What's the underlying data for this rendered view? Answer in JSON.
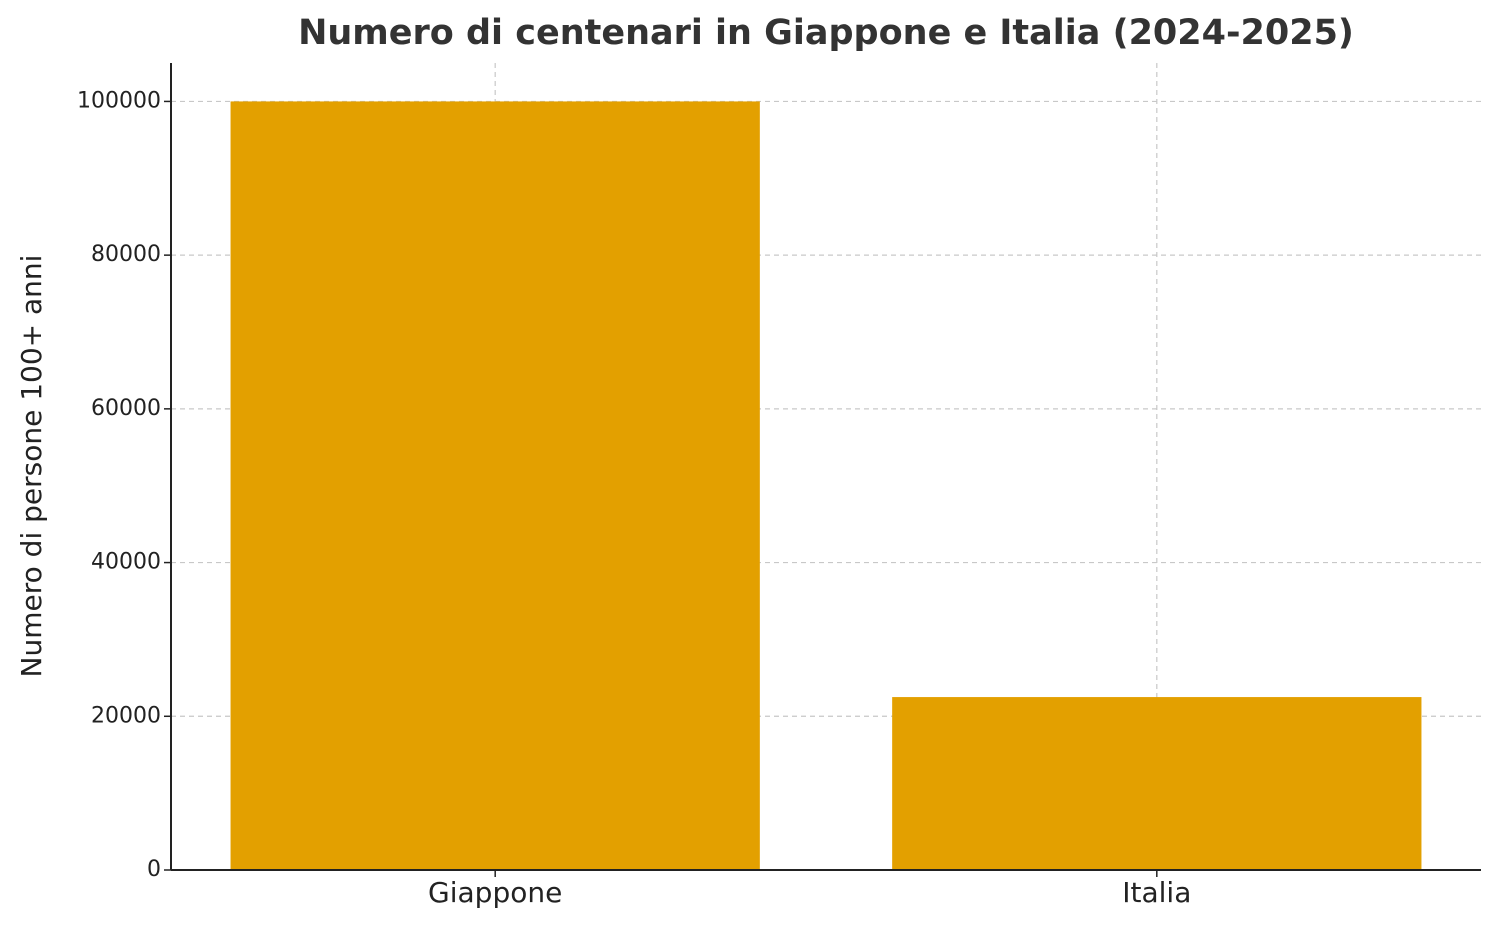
{
  "chart_data": {
    "type": "bar",
    "title": "Numero di centenari in Giappone e Italia (2024-2025)",
    "y_label": "Numero di persone 100+ anni",
    "categories": [
      "Giappone",
      "Italia"
    ],
    "values": [
      100000,
      22500
    ],
    "color": "#e3a000",
    "ylim": [
      0,
      105000
    ],
    "yticks": [
      0,
      20000,
      40000,
      60000,
      80000,
      100000
    ],
    "grid": true
  }
}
+ + + +
▸ **WORK REQUIRED**: Repeat each entry exactly as it appears; skip any picture.

▸ **ANSWER TO THE PROBLEM**:
What's the underlying data for this rendered view? Answer in JSON.
{
  "chart_data": {
    "type": "bar",
    "title": "Numero di centenari in Giappone e Italia (2024-2025)",
    "y_label": "Numero di persone 100+ anni",
    "categories": [
      "Giappone",
      "Italia"
    ],
    "values": [
      100000,
      22500
    ],
    "color": "#e3a000",
    "ylim": [
      0,
      105000
    ],
    "yticks": [
      0,
      20000,
      40000,
      60000,
      80000,
      100000
    ],
    "grid": true
  }
}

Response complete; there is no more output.